** Begin RECORDS **
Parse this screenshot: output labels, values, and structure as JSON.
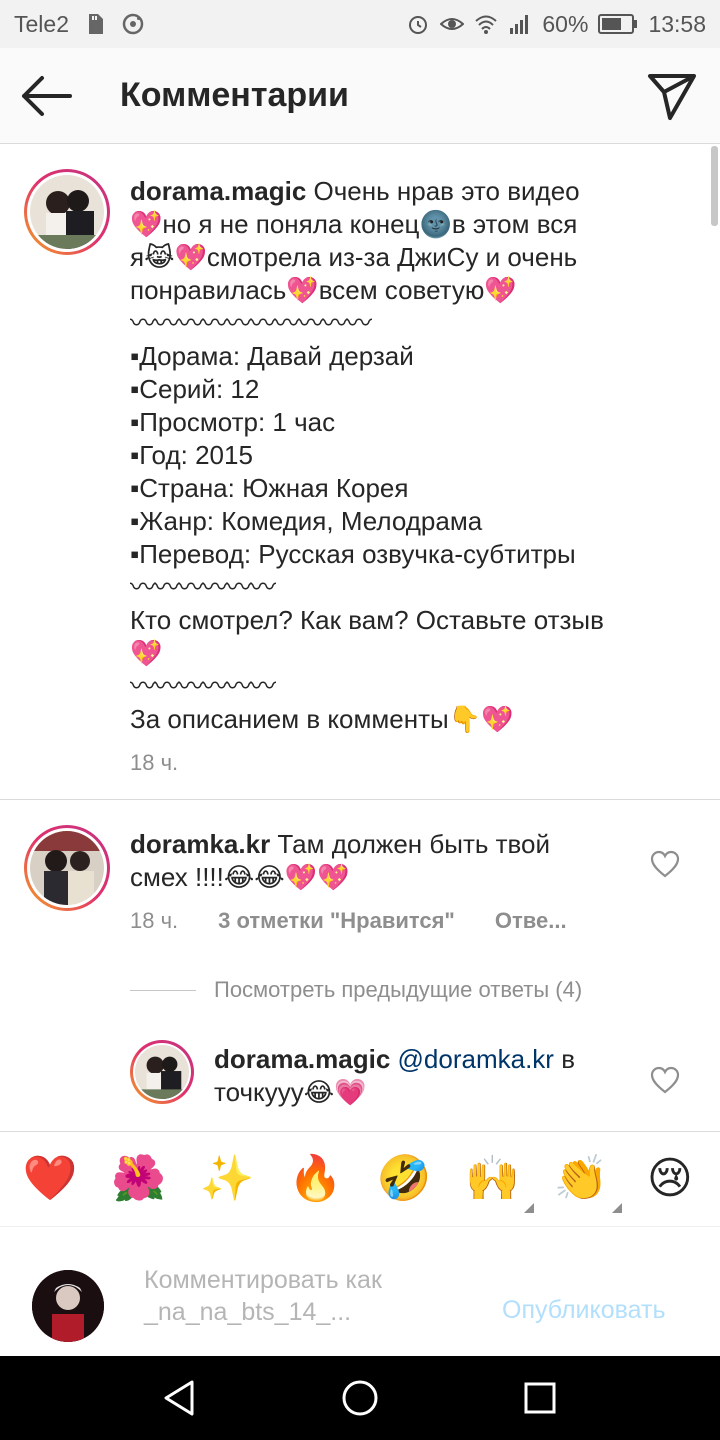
{
  "status_bar": {
    "carrier": "Tele2",
    "battery": "60%",
    "time": "13:58"
  },
  "header": {
    "title": "Комментарии"
  },
  "caption": {
    "username": "dorama.magic",
    "line1": "Очень нрав это видео",
    "line2a": "но я не поняла конец",
    "line2b": "в этом вся",
    "line3a": "я",
    "line3b": "смотрела из-за ДжиСу и очень",
    "line4a": "понравилась",
    "line4b": "всем советую",
    "wave_long": "〰〰〰〰〰〰〰〰〰〰",
    "details": [
      "▪Дорама: Давай дерзай",
      "▪Серий: 12",
      "▪Просмотр: 1 час",
      "▪Год: 2015",
      "▪Страна: Южная Корея",
      "▪Жанр: Комедия, Мелодрама",
      "▪Перевод: Русская озвучка-субтитры"
    ],
    "wave_short": "〰〰〰〰〰〰",
    "question": "Кто смотрел? Как вам? Оставьте отзыв",
    "footer": "За описанием в комменты",
    "time": "18 ч."
  },
  "comment1": {
    "username": "doramka.kr",
    "text_a": "Там должен быть твой",
    "text_b": "смех !!!!",
    "emojis": "😂😂💖💖",
    "time": "18 ч.",
    "likes": "3 отметки \"Нравится\"",
    "reply": "Отве..."
  },
  "view_previous": "Посмотреть предыдущие ответы (4)",
  "reply1": {
    "username": "dorama.magic",
    "mention": "@doramka.kr",
    "text_a": "в",
    "text_b": "точкууу",
    "emojis": "😂💗"
  },
  "emoji_bar": [
    "❤️",
    "🌺",
    "✨",
    "🔥",
    "🤣",
    "🙌",
    "👏",
    "😢"
  ],
  "input": {
    "placeholder_line1": "Комментировать как",
    "placeholder_line2": "_na_na_bts_14_...",
    "publish": "Опубликовать"
  },
  "emoji_glyphs": {
    "sparkle_heart": "💖",
    "dark_face": "🌚",
    "grin_cat": "😹",
    "point_down": "👇"
  }
}
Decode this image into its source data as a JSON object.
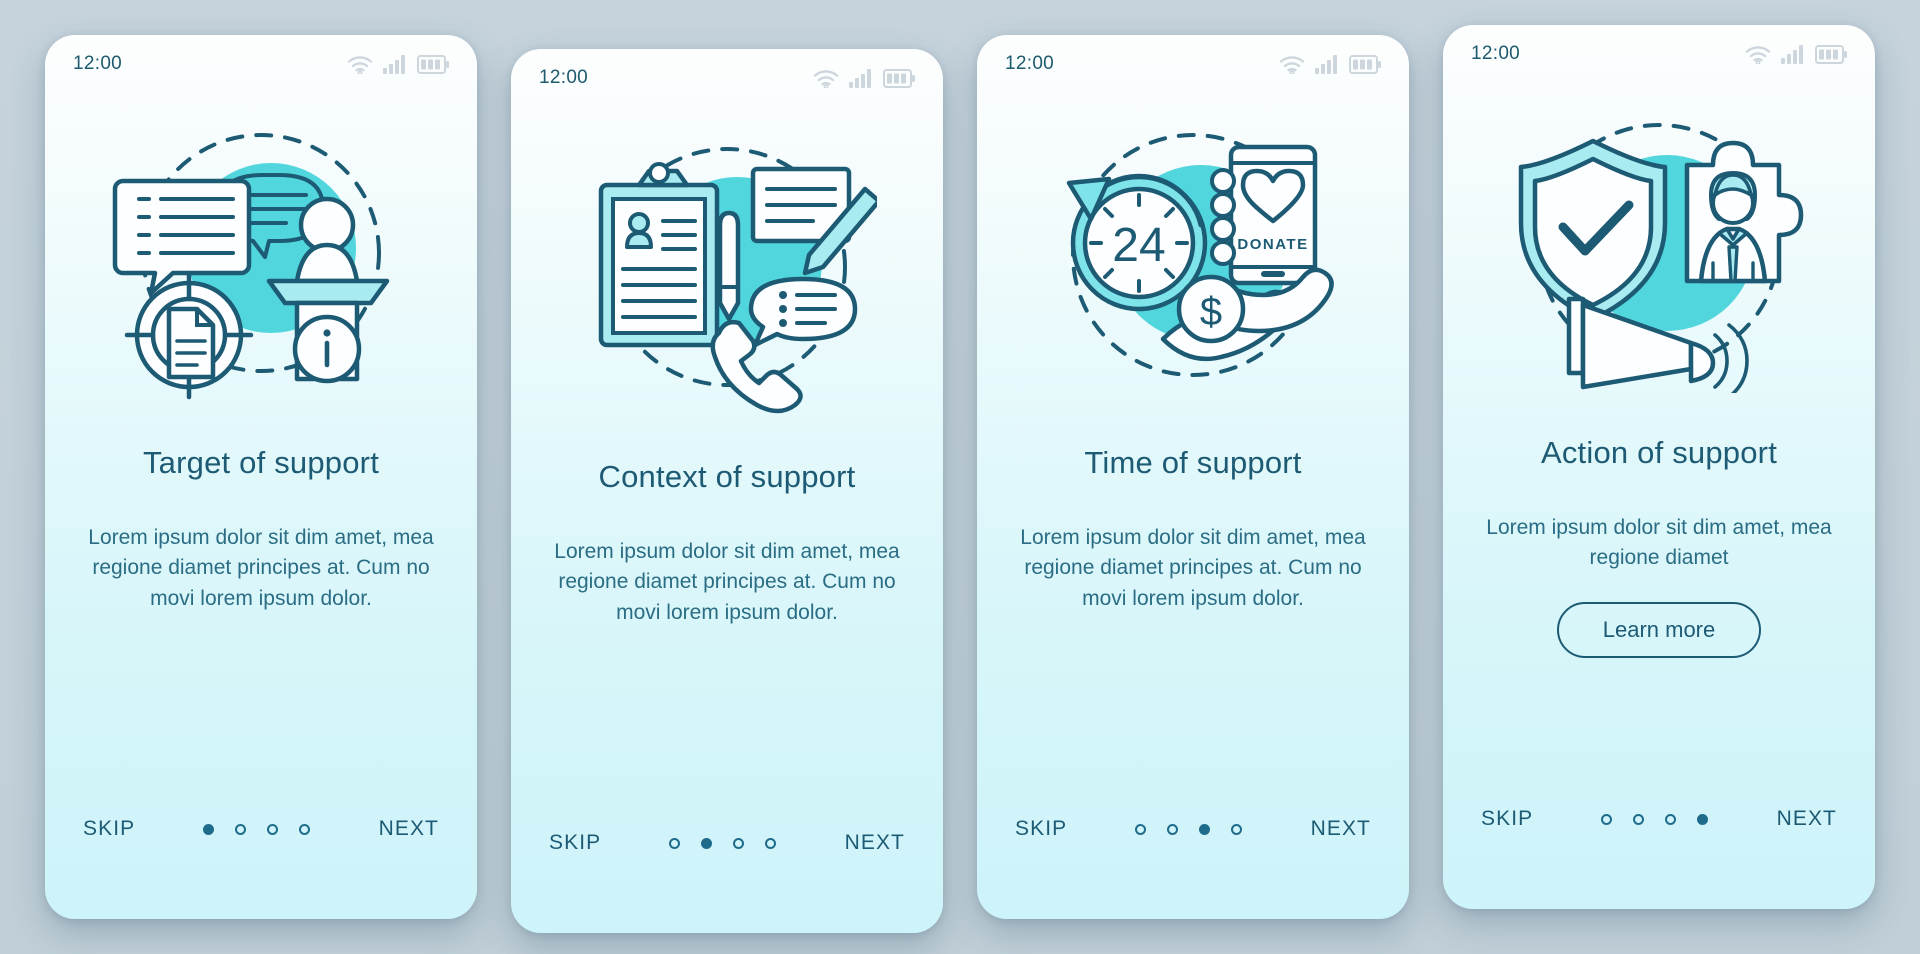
{
  "background_color": "#c3d1da",
  "theme": {
    "ink": "#1d5a74",
    "accent": "#52d6dd",
    "accent_light": "#a8ecf2",
    "card_top": "#fdfefe",
    "card_bottom": "#cdf4f9"
  },
  "screens": [
    {
      "status": {
        "time": "12:00",
        "icons": [
          "wifi-icon",
          "signal-icon",
          "battery-icon"
        ]
      },
      "illustration": "target-of-support-illustration",
      "title": "Target of support",
      "paragraph": "Lorem ipsum dolor sit dim amet, mea regione diamet principes at. Cum no movi lorem ipsum dolor.",
      "button": null,
      "nav": {
        "skip": "SKIP",
        "next": "NEXT",
        "dots": 4,
        "active": 0
      }
    },
    {
      "status": {
        "time": "12:00",
        "icons": [
          "wifi-icon",
          "signal-icon",
          "battery-icon"
        ]
      },
      "illustration": "context-of-support-illustration",
      "title": "Context of support",
      "paragraph": "Lorem ipsum dolor sit dim amet, mea regione diamet principes at. Cum no movi lorem ipsum dolor.",
      "button": null,
      "nav": {
        "skip": "SKIP",
        "next": "NEXT",
        "dots": 4,
        "active": 1
      }
    },
    {
      "status": {
        "time": "12:00",
        "icons": [
          "wifi-icon",
          "signal-icon",
          "battery-icon"
        ]
      },
      "illustration": "time-of-support-illustration",
      "illustration_labels": {
        "clock": "24",
        "phone": "DONATE",
        "coin": "$"
      },
      "title": "Time of support",
      "paragraph": "Lorem ipsum dolor sit dim amet, mea regione diamet principes at. Cum no movi lorem ipsum dolor.",
      "button": null,
      "nav": {
        "skip": "SKIP",
        "next": "NEXT",
        "dots": 4,
        "active": 2
      }
    },
    {
      "status": {
        "time": "12:00",
        "icons": [
          "wifi-icon",
          "signal-icon",
          "battery-icon"
        ]
      },
      "illustration": "action-of-support-illustration",
      "title": "Action of support",
      "paragraph": "Lorem ipsum dolor sit dim amet, mea regione diamet",
      "button": "Learn more",
      "nav": {
        "skip": "SKIP",
        "next": "NEXT",
        "dots": 4,
        "active": 3
      }
    }
  ]
}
** End RECORDS **
Go through the entries above and output them exactly, without pictures.

Parse this screenshot: output labels, values, and structure as JSON.
{
  "status_bar": {
    "carrier": "Tele2",
    "battery": "60%",
    "time": "13:58"
  },
  "header": {
    "title": "Комментарии"
  },
  "caption": {
    "username": "dorama.magic",
    "line1": "Очень нрав это видео",
    "line2a": "но я не поняла конец",
    "line2b": "в этом вся",
    "line3a": "я",
    "line3b": "смотрела из-за ДжиСу и очень",
    "line4a": "понравилась",
    "line4b": "всем советую",
    "wave_long": "〰〰〰〰〰〰〰〰〰〰",
    "details": [
      "▪Дорама: Давай дерзай",
      "▪Серий: 12",
      "▪Просмотр: 1 час",
      "▪Год: 2015",
      "▪Страна: Южная Корея",
      "▪Жанр: Комедия, Мелодрама",
      "▪Перевод: Русская озвучка-субтитры"
    ],
    "wave_short": "〰〰〰〰〰〰",
    "question": "Кто смотрел? Как вам? Оставьте отзыв",
    "footer": "За описанием в комменты",
    "time": "18 ч."
  },
  "comment1": {
    "username": "doramka.kr",
    "text_a": "Там должен быть твой",
    "text_b": "смех !!!!",
    "emojis": "😂😂💖💖",
    "time": "18 ч.",
    "likes": "3 отметки \"Нравится\"",
    "reply": "Отве..."
  },
  "view_previous": "Посмотреть предыдущие ответы (4)",
  "reply1": {
    "username": "dorama.magic",
    "mention": "@doramka.kr",
    "text_a": "в",
    "text_b": "точкууу",
    "emojis": "😂💗"
  },
  "emoji_bar": [
    "❤️",
    "🌺",
    "✨",
    "🔥",
    "🤣",
    "🙌",
    "👏",
    "😢"
  ],
  "input": {
    "placeholder_line1": "Комментировать как",
    "placeholder_line2": "_na_na_bts_14_...",
    "publish": "Опубликовать"
  },
  "emoji_glyphs": {
    "sparkle_heart": "💖",
    "dark_face": "🌚",
    "grin_cat": "😹",
    "point_down": "👇"
  }
}
Decode this image into its source data as a JSON object.
{
  "background_color": "#c3d1da",
  "theme": {
    "ink": "#1d5a74",
    "accent": "#52d6dd",
    "accent_light": "#a8ecf2",
    "card_top": "#fdfefe",
    "card_bottom": "#cdf4f9"
  },
  "screens": [
    {
      "status": {
        "time": "12:00",
        "icons": [
          "wifi-icon",
          "signal-icon",
          "battery-icon"
        ]
      },
      "illustration": "target-of-support-illustration",
      "title": "Target of support",
      "paragraph": "Lorem ipsum dolor sit dim amet, mea regione diamet principes at. Cum no movi lorem ipsum dolor.",
      "button": null,
      "nav": {
        "skip": "SKIP",
        "next": "NEXT",
        "dots": 4,
        "active": 0
      }
    },
    {
      "status": {
        "time": "12:00",
        "icons": [
          "wifi-icon",
          "signal-icon",
          "battery-icon"
        ]
      },
      "illustration": "context-of-support-illustration",
      "title": "Context of support",
      "paragraph": "Lorem ipsum dolor sit dim amet, mea regione diamet principes at. Cum no movi lorem ipsum dolor.",
      "button": null,
      "nav": {
        "skip": "SKIP",
        "next": "NEXT",
        "dots": 4,
        "active": 1
      }
    },
    {
      "status": {
        "time": "12:00",
        "icons": [
          "wifi-icon",
          "signal-icon",
          "battery-icon"
        ]
      },
      "illustration": "time-of-support-illustration",
      "illustration_labels": {
        "clock": "24",
        "phone": "DONATE",
        "coin": "$"
      },
      "title": "Time of support",
      "paragraph": "Lorem ipsum dolor sit dim amet, mea regione diamet principes at. Cum no movi lorem ipsum dolor.",
      "button": null,
      "nav": {
        "skip": "SKIP",
        "next": "NEXT",
        "dots": 4,
        "active": 2
      }
    },
    {
      "status": {
        "time": "12:00",
        "icons": [
          "wifi-icon",
          "signal-icon",
          "battery-icon"
        ]
      },
      "illustration": "action-of-support-illustration",
      "title": "Action of support",
      "paragraph": "Lorem ipsum dolor sit dim amet, mea regione diamet",
      "button": "Learn more",
      "nav": {
        "skip": "SKIP",
        "next": "NEXT",
        "dots": 4,
        "active": 3
      }
    }
  ]
}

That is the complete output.